**EXERCISE TASK**
Output all the entries word for word. Omit the pictures.

+++++

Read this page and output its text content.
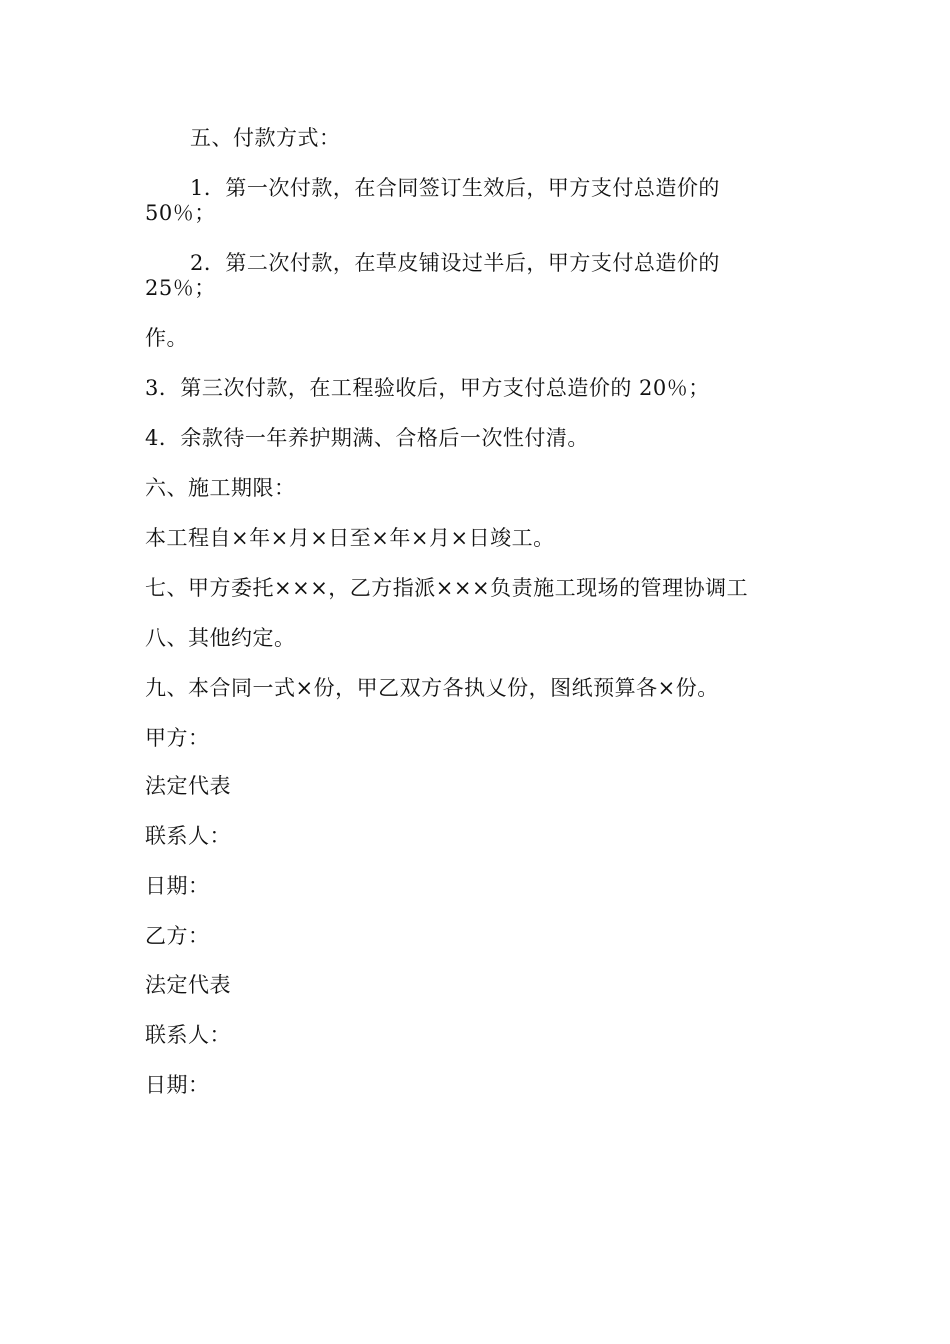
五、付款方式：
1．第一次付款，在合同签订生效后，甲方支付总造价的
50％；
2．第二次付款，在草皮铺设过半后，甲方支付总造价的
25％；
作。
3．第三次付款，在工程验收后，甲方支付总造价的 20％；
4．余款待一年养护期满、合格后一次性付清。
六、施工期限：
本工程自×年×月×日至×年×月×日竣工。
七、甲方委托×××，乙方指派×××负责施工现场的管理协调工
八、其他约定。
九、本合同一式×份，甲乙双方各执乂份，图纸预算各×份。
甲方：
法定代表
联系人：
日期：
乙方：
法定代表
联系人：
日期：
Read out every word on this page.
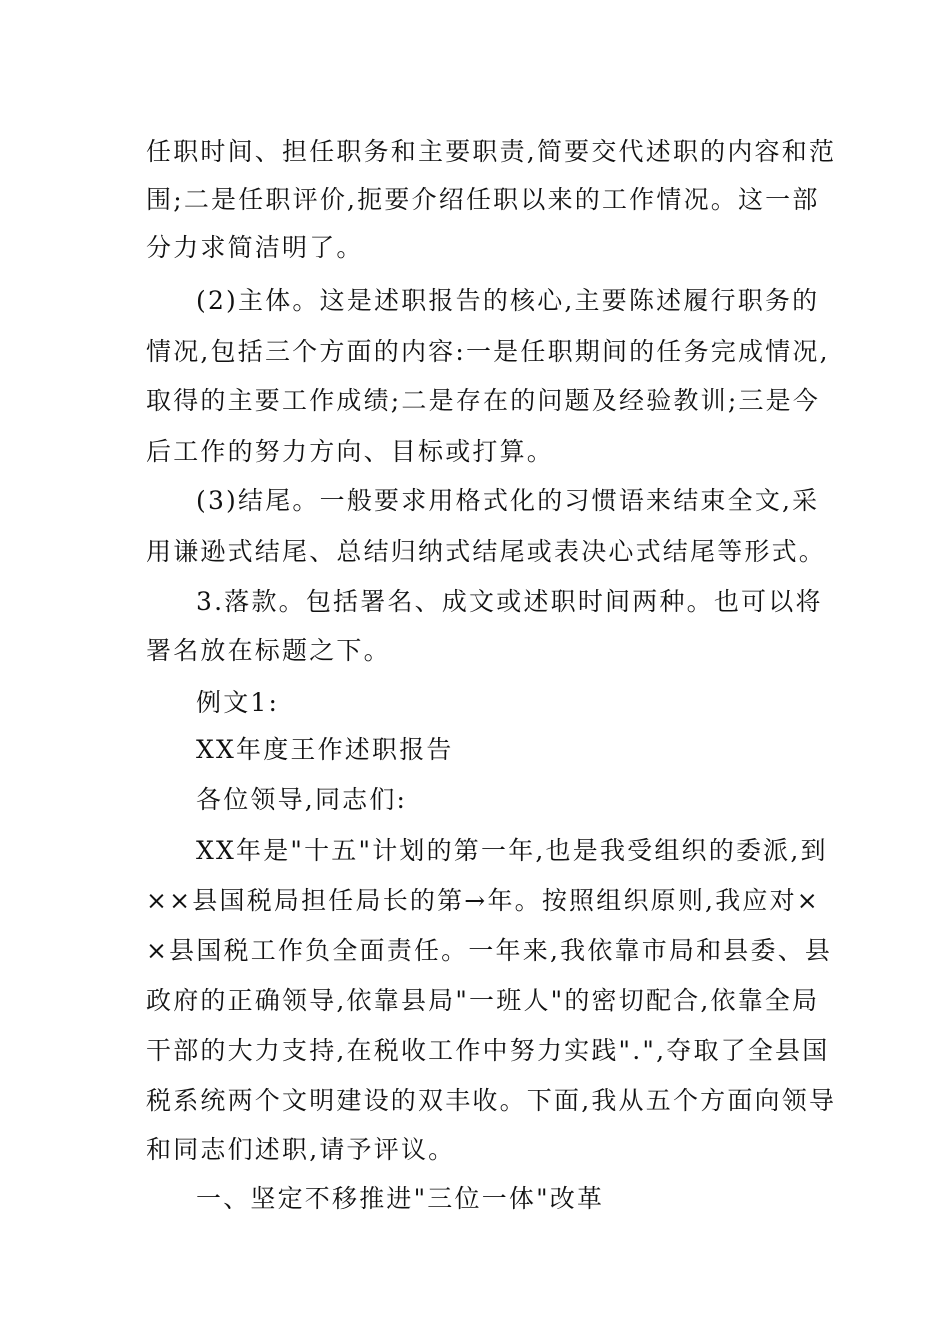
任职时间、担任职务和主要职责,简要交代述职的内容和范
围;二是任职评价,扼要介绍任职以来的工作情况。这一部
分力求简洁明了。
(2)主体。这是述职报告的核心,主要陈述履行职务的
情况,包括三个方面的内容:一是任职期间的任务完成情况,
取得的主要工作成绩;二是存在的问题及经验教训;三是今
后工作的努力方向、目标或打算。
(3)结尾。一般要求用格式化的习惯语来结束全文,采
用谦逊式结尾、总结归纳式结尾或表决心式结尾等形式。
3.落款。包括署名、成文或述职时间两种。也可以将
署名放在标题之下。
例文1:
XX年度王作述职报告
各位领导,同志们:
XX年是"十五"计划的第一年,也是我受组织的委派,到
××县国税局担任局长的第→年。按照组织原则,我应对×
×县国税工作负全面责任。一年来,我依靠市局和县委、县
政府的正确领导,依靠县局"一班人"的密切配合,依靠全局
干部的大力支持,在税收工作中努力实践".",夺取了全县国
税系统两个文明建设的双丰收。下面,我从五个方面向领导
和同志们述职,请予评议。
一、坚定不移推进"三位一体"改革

+++++

**CORRECT RESULT**
Read this page and output its text content.
五、付款方式：
1．第一次付款，在合同签订生效后，甲方支付总造价的
50％；
2．第二次付款，在草皮铺设过半后，甲方支付总造价的
25％；
作。
3．第三次付款，在工程验收后，甲方支付总造价的 20％；
4．余款待一年养护期满、合格后一次性付清。
六、施工期限：
本工程自×年×月×日至×年×月×日竣工。
七、甲方委托×××，乙方指派×××负责施工现场的管理协调工
八、其他约定。
九、本合同一式×份，甲乙双方各执乂份，图纸预算各×份。
甲方：
法定代表
联系人：
日期：
乙方：
法定代表
联系人：
日期：
Read out every word on this page.
任职时间、担任职务和主要职责,简要交代述职的内容和范
围;二是任职评价,扼要介绍任职以来的工作情况。这一部
分力求简洁明了。
(2)主体。这是述职报告的核心,主要陈述履行职务的
情况,包括三个方面的内容:一是任职期间的任务完成情况,
取得的主要工作成绩;二是存在的问题及经验教训;三是今
后工作的努力方向、目标或打算。
(3)结尾。一般要求用格式化的习惯语来结束全文,采
用谦逊式结尾、总结归纳式结尾或表决心式结尾等形式。
3.落款。包括署名、成文或述职时间两种。也可以将
署名放在标题之下。
例文1:
XX年度王作述职报告
各位领导,同志们:
XX年是"十五"计划的第一年,也是我受组织的委派,到
××县国税局担任局长的第→年。按照组织原则,我应对×
×县国税工作负全面责任。一年来,我依靠市局和县委、县
政府的正确领导,依靠县局"一班人"的密切配合,依靠全局
干部的大力支持,在税收工作中努力实践".",夺取了全县国
税系统两个文明建设的双丰收。下面,我从五个方面向领导
和同志们述职,请予评议。
一、坚定不移推进"三位一体"改革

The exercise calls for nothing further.